>> begin Available records

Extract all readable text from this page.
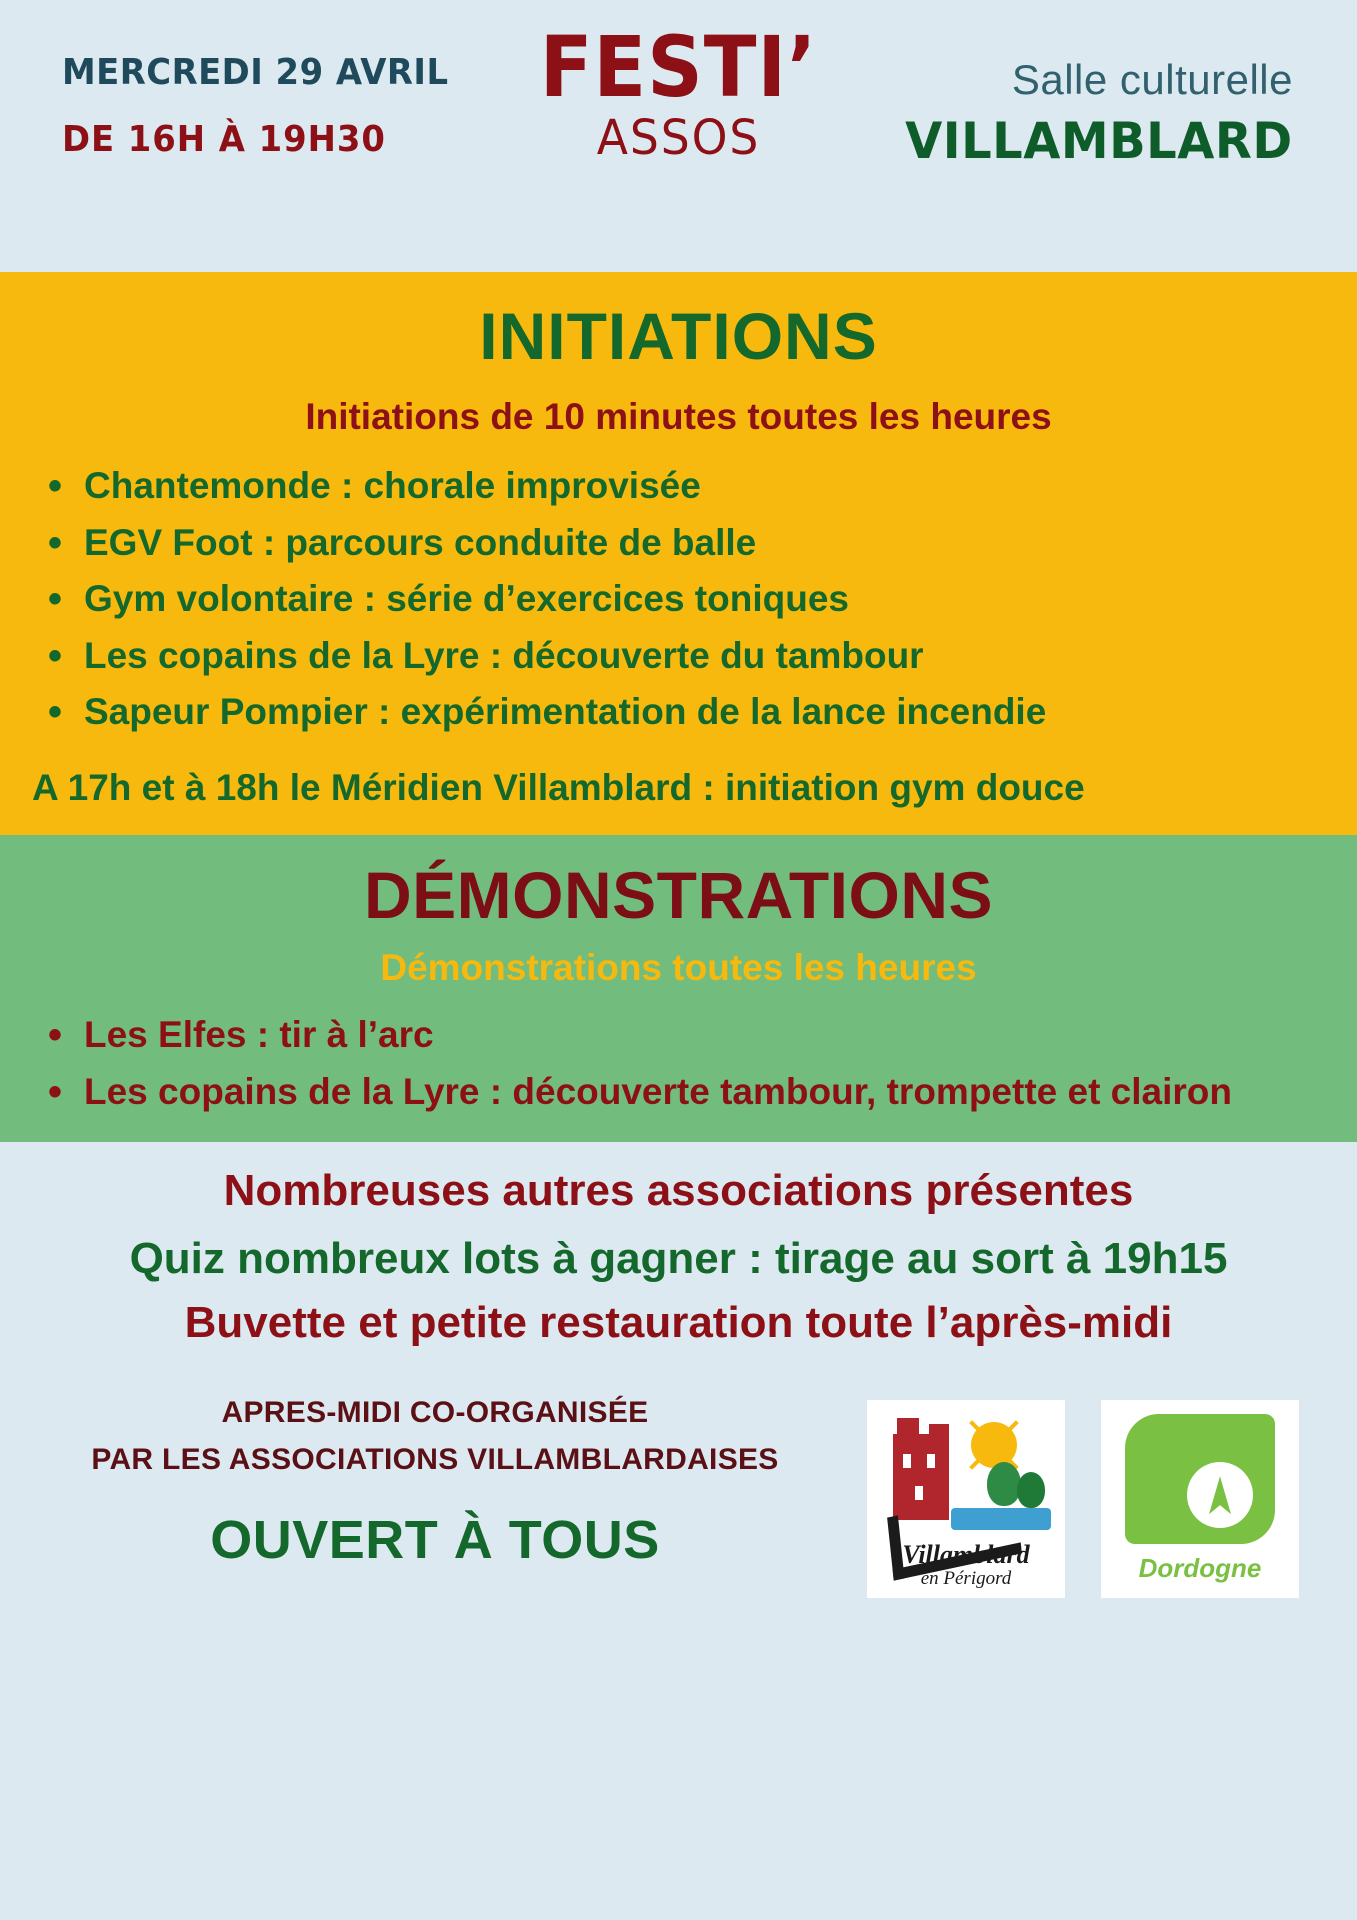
MERCREDI 29 AVRIL
DE 16H À 19H30
FESTI’
ASSOS
Salle culturelle
VILLAMBLARD
INITIATIONS
Initiations de 10 minutes toutes les heures
• Chantemonde : chorale improvisée
• EGV Foot : parcours conduite de balle
• Gym volontaire : série d’exercices toniques
• Les copains de la Lyre : découverte du tambour
• Sapeur Pompier : expérimentation de la lance incendie
A 17h et à 18h le Méridien Villamblard : initiation gym douce
DÉMONSTRATIONS
Démonstrations toutes les heures
• Les Elfes : tir à l’arc
• Les copains de la Lyre : découverte tambour, trompette et clairon
Nombreuses autres associations présentes
Quiz nombreux lots à gagner : tirage au sort à 19h15
Buvette et petite restauration toute l’après-midi
APRES-MIDI CO-ORGANISÉE
PAR LES ASSOCIATIONS VILLAMBLARDAISES
OUVERT À TOUS	Villamblard
en Périgord	Dordogne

>> end Available records

Exercise details ▸ Write out all the entries again, word for word, and print no images.

Response ▸
Extract all readable text from this page.
MERCREDI 29 AVRIL
DE 16H À 19H30
FESTI’
ASSOS
Salle culturelle
VILLAMBLARD
INITIATIONS
Initiations de 10 minutes toutes les heures
• Chantemonde : chorale improvisée
• EGV Foot : parcours conduite de balle
• Gym volontaire : série d’exercices toniques
• Les copains de la Lyre : découverte du tambour
• Sapeur Pompier : expérimentation de la lance incendie
A 17h et à 18h le Méridien Villamblard : initiation gym douce
DÉMONSTRATIONS
Démonstrations toutes les heures
• Les Elfes : tir à l’arc
• Les copains de la Lyre : découverte tambour, trompette et clairon
Nombreuses autres associations présentes
Quiz nombreux lots à gagner : tirage au sort à 19h15
Buvette et petite restauration toute l’après-midi
APRES-MIDI CO-ORGANISÉE
PAR LES ASSOCIATIONS VILLAMBLARDAISES
OUVERT À TOUS	Villamblard
en Périgord	Dordogne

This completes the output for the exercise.